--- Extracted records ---
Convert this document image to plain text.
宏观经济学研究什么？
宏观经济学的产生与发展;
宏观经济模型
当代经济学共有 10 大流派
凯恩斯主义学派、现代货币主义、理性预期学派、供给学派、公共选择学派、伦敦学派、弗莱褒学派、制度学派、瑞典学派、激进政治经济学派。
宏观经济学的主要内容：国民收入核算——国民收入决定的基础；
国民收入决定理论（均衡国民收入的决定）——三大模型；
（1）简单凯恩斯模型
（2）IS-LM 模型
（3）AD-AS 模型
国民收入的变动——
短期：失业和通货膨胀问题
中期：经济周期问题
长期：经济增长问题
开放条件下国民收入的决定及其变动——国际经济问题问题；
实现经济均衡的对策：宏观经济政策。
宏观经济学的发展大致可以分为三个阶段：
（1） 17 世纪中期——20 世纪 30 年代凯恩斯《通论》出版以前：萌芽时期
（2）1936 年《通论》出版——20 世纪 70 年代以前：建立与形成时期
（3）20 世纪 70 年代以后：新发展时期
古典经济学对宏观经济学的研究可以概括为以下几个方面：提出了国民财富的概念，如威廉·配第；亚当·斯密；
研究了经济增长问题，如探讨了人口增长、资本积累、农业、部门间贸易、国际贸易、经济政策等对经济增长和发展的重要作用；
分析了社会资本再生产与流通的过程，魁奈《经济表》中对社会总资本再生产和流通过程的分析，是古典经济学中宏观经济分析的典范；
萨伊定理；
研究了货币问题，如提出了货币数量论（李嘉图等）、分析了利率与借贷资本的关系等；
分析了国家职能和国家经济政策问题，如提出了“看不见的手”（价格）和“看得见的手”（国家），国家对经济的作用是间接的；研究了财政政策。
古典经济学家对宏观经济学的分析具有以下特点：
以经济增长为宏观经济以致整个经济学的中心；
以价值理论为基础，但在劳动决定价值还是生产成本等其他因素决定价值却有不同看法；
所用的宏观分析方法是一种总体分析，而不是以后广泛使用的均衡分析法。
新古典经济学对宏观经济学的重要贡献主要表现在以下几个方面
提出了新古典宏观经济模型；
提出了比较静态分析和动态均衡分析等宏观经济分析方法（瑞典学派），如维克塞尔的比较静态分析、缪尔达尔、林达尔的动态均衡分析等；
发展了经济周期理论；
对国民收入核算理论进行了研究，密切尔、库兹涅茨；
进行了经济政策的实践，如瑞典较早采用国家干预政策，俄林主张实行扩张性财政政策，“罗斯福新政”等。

--- WORK TO BE COMPLETED ---
Copy all lines from the material that include "瑞典学派".

--- RESPONSE FOR THIS EXERCISE ---
凯恩斯主义学派、现代货币主义、理性预期学派、供给学派、公共选择学派、伦敦学派、弗莱褒学派、制度学派、瑞典学派、激进政治经济学派。
提出了比较静态分析和动态均衡分析等宏观经济分析方法（瑞典学派），如维克塞尔的比较静态分析、缪尔达尔、林达尔的动态均衡分析等；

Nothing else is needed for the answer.